Wednesday, May 31, 2006

Little Black Heart


The gargoyles above the entrance looked down and laughed at me as I left the building, my mind addled by the cocktail of thoughts: obsession and despair, and a black cloud of persistent ghosts. If the gargoyles really cared they would have remembered me and my ghosts, if they really cared they might have offered me some advice:
‘Heart of stone mate, don’t let them get to you.’ or ‘Hard men don’t crumble under the pressure – take it on the chin and come out swinging’
But they didn’t care – it’s a wonder they saw me at all – they didn’t care, and I wouldn’t have taken their advice anyway.
They looked down at this soft fleshy man and his ghostly companions and laughed. Laughed at the weakness of his mind and at the power that his body held over that mind. They laughed, then stopped laughing for fear of cracking their ancient sides. Then they forgot; after all, a few hundred years of watching makes it difficult to remain entertained by the short-sighted antics of humanity; his petty squabbles and self gratifying edifices of glass and steel; his blood letting and chest beating antics; his shallow technical prophets and deep greedy pockets; his pride and stupidity.
Gods in their own right, the gargoyles returned to the timeline of stone, each watching the moss grow green on the other’s cold shoulders.

Monday, May 29, 2006

Profane Thoughts


Imagine a world where certain words were so powerful as to condemn a man to eternal torture.
Imagine a world where religious ideology was enforced without morality.
Imagine a world where the many were dictated to by the few, where you dare not see that the emperor was naked.
Imagine a world capable of, but unwilling to feed all of its inhabitants.
Imagine a world where contentment could only be attainable through the pursuit of wealth.
Imagine a world where success and status could only be measured by wealth.
Imagine a world where it’s okay to steal from the poor and give to the rich.
Imagine a world where you could be thankful for being able to work three jobs to feed your children.
Imagine a world where we fed our children ignorance.
Imagine a world where our children became killers and we applauded them for it.
Imagine a world where to speak plainly was to be misunderstood.
Imagine a world where words could be twisted to become something other of their original meaning.
Imagine a world where people thought exactly what they were taught to think.
Imagine a world where you were either wrong or right; good or bad; liberal or conservative.
Imagine a world where 95% of the land was owned by 5% of the people.
Imagine a world where nobody ever had to admit responsibility for their actions.
Imagine a world where nobody ever had to apologise.
Imagine a world where justice was dealt according to socio-economic class.
Imagine a world where you couldn't believe what your mama told you.

Friday, May 26, 2006

This is How You Disappear...


To paraphrase John Lydon; This is not a pop song.
It's a strange journey indeed: Scott Engel (Walker) travels from being one third of vocal greatness and middle of the road trio the Walker Brothers in the mid-sixties; via deep flirtation with the songs of Jacques Brel, warned off recording his own songs after Scott 4 to this – an atmospheric and poetic masterpiece; something to stand out there on its own; a singularity.
The Walker Brothers white soul was the sort of stuff your mother would find acceptable, and might even hum along to. Make It Easy on Yourself. Fantastic voices to be sure, but only pop music in the end.

[Rows from a layout dataset]
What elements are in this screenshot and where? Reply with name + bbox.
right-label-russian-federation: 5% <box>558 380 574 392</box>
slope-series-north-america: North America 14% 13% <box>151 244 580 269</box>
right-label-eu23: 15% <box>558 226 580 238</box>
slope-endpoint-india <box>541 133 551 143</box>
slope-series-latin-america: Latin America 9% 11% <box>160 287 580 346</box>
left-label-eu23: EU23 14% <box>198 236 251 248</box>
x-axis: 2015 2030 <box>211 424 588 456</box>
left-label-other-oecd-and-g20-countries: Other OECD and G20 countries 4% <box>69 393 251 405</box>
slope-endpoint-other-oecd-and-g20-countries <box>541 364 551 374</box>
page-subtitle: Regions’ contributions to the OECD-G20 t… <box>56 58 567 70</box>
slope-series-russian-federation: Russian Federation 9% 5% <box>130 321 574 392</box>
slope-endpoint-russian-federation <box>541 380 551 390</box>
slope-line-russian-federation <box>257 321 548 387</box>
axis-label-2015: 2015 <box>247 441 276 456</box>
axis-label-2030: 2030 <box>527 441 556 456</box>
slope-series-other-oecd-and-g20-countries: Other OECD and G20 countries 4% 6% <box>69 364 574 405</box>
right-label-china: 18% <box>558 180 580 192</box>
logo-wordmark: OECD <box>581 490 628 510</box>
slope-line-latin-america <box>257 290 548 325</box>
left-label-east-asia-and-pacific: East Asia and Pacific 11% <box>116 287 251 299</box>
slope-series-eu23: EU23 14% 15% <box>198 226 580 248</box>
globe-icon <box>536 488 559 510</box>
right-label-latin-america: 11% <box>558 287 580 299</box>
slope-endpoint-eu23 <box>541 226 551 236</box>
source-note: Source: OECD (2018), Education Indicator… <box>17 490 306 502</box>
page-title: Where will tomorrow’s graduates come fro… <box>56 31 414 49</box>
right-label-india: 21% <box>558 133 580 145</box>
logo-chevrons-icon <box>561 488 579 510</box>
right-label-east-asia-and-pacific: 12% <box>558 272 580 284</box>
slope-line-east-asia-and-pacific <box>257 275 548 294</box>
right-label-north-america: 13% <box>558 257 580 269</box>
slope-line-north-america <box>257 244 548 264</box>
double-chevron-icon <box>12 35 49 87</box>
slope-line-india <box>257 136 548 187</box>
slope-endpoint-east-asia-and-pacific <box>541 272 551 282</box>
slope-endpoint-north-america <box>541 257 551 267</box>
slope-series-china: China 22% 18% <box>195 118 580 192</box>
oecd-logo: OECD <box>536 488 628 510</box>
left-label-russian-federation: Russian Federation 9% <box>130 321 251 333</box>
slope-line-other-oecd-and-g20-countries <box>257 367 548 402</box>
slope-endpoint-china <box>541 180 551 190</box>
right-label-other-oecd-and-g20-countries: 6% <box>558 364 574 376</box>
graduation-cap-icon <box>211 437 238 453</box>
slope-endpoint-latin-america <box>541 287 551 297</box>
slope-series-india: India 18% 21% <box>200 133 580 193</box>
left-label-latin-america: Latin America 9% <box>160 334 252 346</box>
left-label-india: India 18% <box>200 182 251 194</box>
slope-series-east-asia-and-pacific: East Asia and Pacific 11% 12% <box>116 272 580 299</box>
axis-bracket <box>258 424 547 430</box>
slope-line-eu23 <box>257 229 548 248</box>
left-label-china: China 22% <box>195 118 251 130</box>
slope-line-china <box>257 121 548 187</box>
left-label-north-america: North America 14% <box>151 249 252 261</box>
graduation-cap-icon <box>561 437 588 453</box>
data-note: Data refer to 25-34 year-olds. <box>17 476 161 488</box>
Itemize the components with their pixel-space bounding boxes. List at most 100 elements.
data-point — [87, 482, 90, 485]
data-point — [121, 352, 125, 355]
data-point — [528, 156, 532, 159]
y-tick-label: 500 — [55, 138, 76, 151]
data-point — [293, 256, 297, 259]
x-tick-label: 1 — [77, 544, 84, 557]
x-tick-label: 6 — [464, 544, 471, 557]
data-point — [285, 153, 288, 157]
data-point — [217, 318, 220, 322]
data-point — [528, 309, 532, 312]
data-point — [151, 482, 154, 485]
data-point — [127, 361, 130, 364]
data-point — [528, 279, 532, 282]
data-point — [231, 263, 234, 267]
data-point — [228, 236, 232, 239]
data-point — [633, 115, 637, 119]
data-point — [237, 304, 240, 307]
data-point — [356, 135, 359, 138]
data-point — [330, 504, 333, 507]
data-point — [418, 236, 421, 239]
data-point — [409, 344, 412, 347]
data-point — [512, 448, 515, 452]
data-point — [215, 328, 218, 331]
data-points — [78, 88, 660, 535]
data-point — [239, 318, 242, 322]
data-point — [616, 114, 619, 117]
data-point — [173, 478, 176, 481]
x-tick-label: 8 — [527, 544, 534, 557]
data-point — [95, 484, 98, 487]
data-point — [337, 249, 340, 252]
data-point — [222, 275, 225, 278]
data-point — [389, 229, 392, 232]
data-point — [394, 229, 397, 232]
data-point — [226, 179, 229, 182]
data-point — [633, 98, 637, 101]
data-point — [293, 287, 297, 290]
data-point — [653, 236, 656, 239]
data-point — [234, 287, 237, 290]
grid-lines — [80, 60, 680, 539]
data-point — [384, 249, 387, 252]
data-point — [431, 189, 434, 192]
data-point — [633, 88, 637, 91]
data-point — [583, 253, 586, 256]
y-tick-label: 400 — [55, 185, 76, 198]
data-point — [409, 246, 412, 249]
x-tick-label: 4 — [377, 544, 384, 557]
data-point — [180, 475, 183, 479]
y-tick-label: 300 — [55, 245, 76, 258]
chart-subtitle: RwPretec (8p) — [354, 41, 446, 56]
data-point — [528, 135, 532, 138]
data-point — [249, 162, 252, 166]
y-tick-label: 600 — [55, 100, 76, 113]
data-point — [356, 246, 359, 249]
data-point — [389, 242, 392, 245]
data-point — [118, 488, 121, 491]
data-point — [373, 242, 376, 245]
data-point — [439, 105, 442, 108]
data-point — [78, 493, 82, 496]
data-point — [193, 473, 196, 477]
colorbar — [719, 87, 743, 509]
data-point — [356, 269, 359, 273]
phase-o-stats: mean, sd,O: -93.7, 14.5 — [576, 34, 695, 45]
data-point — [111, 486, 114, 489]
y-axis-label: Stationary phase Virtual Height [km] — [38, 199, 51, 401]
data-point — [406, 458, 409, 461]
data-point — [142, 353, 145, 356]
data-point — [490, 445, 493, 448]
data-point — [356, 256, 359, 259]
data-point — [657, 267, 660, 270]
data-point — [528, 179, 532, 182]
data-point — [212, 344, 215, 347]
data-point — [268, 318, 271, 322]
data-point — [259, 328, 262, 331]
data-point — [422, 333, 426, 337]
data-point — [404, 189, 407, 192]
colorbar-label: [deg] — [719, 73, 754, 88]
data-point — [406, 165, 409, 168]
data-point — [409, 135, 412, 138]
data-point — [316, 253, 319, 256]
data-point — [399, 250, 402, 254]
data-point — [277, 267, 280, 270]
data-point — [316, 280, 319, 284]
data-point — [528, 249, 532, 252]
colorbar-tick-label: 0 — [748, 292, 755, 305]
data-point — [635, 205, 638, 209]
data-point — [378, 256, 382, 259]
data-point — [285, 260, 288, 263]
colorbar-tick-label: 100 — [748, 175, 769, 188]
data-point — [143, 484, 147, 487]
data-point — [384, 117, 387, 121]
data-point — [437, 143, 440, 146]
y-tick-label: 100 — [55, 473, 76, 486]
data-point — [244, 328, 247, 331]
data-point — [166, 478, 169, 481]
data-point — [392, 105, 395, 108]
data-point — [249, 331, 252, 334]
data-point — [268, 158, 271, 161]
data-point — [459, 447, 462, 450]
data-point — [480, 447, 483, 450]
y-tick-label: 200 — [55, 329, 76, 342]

* * *

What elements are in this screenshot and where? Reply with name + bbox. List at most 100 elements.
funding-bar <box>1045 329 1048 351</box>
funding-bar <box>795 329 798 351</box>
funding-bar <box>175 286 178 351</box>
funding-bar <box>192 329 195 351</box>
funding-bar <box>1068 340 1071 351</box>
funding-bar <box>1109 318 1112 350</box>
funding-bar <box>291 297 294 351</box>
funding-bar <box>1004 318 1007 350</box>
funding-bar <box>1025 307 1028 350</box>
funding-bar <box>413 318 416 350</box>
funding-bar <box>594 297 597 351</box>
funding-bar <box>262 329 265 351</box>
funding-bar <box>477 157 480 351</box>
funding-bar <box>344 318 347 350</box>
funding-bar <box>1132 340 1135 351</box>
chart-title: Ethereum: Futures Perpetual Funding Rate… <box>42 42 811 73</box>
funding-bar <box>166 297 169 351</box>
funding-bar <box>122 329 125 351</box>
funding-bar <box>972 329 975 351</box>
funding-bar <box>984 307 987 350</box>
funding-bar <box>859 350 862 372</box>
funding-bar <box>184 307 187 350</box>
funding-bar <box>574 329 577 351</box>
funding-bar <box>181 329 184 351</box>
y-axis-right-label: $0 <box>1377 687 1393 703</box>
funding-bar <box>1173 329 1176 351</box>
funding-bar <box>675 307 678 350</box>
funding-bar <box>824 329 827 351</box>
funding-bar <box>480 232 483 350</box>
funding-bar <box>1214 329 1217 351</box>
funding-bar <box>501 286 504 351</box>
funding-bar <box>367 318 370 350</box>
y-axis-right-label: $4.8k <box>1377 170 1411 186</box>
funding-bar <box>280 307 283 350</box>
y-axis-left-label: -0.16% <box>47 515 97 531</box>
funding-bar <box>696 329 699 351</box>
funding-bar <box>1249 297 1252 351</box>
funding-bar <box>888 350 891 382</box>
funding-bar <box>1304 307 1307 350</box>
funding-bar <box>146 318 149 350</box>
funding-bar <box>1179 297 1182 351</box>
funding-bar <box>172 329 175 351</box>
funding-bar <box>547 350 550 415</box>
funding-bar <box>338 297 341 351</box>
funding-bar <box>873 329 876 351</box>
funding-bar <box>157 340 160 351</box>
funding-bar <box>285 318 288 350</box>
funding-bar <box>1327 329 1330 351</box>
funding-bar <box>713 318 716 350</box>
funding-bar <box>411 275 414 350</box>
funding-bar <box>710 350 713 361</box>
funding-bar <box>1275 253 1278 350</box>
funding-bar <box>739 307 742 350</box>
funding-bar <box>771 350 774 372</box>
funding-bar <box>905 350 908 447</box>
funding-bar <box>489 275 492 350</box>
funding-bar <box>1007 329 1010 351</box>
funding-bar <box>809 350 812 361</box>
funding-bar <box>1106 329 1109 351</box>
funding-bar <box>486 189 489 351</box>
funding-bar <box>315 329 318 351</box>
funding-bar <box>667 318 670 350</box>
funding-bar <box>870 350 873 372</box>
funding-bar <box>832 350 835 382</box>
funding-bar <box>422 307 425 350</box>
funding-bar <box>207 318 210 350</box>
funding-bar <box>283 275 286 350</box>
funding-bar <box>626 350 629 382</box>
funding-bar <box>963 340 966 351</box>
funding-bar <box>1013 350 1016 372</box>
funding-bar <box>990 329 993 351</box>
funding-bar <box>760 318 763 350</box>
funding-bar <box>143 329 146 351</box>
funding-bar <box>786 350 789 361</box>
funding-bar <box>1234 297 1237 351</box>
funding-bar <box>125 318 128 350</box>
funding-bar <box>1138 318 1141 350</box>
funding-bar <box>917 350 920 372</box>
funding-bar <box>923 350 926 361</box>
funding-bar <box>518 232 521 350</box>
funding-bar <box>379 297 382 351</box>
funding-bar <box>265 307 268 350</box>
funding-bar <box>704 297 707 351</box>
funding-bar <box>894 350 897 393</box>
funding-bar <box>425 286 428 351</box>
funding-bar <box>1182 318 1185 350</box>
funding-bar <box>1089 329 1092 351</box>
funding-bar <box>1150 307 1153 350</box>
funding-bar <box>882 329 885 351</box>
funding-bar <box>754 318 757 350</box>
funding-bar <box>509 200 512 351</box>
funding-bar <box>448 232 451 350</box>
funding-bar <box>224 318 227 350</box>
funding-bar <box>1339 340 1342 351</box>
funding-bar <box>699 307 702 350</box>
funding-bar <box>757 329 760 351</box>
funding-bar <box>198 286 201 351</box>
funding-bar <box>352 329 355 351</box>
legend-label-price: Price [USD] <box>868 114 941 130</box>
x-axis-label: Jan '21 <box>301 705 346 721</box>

---

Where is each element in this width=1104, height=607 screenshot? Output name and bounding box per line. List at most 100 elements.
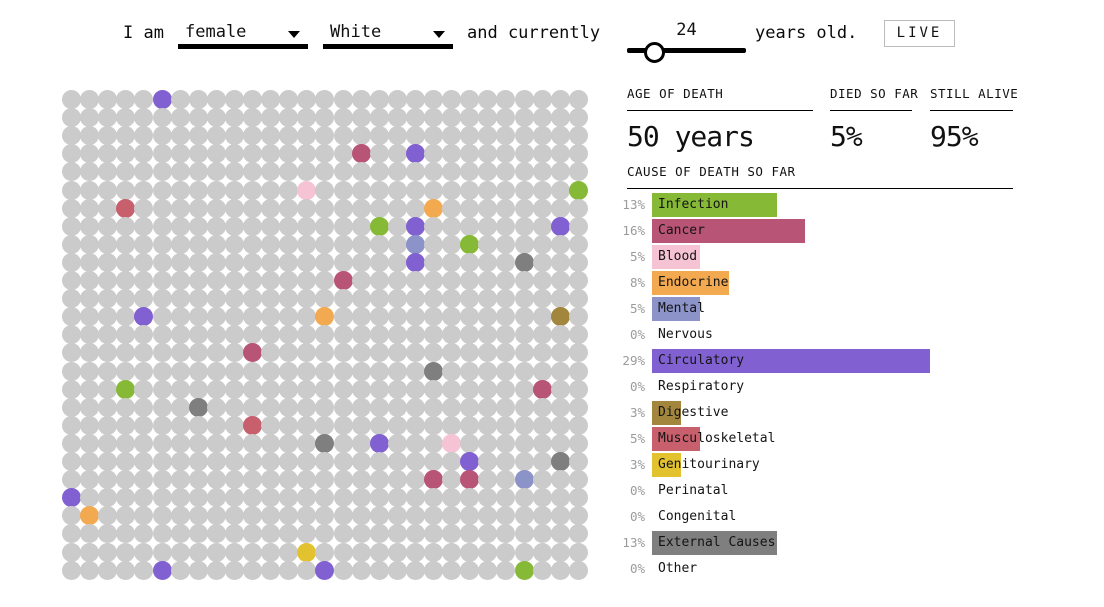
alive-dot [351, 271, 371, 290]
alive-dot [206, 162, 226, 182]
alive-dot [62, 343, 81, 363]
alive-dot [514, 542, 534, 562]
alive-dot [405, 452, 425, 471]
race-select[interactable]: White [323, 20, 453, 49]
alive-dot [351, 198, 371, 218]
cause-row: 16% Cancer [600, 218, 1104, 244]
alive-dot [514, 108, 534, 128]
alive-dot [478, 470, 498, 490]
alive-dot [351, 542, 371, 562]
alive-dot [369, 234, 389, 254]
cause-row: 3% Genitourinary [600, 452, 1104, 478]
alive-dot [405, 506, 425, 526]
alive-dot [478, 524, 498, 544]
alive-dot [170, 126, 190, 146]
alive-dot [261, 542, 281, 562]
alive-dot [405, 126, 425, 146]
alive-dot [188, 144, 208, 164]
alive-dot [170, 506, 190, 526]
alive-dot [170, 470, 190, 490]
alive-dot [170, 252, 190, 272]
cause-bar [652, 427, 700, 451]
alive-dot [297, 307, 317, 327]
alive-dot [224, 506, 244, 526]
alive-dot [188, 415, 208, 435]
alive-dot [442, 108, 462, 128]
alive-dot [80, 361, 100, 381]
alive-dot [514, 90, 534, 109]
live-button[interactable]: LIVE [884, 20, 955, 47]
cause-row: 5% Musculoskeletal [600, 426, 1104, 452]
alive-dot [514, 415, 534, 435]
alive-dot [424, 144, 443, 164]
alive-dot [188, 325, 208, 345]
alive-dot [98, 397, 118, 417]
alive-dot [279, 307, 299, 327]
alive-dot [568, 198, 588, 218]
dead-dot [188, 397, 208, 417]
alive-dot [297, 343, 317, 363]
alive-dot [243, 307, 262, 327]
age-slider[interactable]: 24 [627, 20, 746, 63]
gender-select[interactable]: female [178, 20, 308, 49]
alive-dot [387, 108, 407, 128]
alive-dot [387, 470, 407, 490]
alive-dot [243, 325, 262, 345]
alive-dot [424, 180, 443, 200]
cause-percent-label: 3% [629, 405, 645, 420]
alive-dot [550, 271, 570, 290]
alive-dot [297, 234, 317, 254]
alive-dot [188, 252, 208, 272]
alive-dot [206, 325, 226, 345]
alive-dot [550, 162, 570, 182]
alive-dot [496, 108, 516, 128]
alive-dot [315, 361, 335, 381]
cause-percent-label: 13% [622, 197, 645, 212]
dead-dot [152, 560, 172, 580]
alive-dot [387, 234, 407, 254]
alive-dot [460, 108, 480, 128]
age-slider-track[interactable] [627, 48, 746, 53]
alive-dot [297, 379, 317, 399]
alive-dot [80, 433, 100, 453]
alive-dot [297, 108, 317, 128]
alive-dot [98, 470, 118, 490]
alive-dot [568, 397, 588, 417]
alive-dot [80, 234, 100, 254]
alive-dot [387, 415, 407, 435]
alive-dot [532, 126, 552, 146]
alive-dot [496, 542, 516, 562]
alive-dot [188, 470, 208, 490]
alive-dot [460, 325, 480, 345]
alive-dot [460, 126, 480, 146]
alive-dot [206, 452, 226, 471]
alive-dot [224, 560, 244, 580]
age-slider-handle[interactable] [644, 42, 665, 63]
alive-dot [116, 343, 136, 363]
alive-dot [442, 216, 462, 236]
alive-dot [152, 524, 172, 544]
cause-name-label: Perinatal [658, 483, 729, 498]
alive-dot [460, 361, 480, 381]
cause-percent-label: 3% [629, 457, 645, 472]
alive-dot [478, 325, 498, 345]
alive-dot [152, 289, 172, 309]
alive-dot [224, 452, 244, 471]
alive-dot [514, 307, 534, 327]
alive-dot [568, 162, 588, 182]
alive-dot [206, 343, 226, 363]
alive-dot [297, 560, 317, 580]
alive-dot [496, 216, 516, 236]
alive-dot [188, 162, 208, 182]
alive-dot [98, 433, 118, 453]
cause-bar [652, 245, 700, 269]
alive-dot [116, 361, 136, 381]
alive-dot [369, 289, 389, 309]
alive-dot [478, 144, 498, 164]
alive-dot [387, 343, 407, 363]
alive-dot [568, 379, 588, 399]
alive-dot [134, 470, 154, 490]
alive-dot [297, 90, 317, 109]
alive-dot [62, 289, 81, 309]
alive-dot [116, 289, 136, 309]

> What you need to do
a: In the blog entries, why do the gargoyles stop laughing at the man, and why do they then forget him?
b: According to the blog entries, what trio was Scott Engel one third of in the mid-sixties?
c: Give the title of every post in the blog entries.

> Answers to each task
a: They stop laughing for fear of cracking their ancient sides. They forget because a few hundred years of watching makes it difficult to stay entertained by the short-sighted antics of humanity.

b: The Walker Brothers.

c:
- Little Black Heart
- Profane Thoughts
- This is How You Disappear...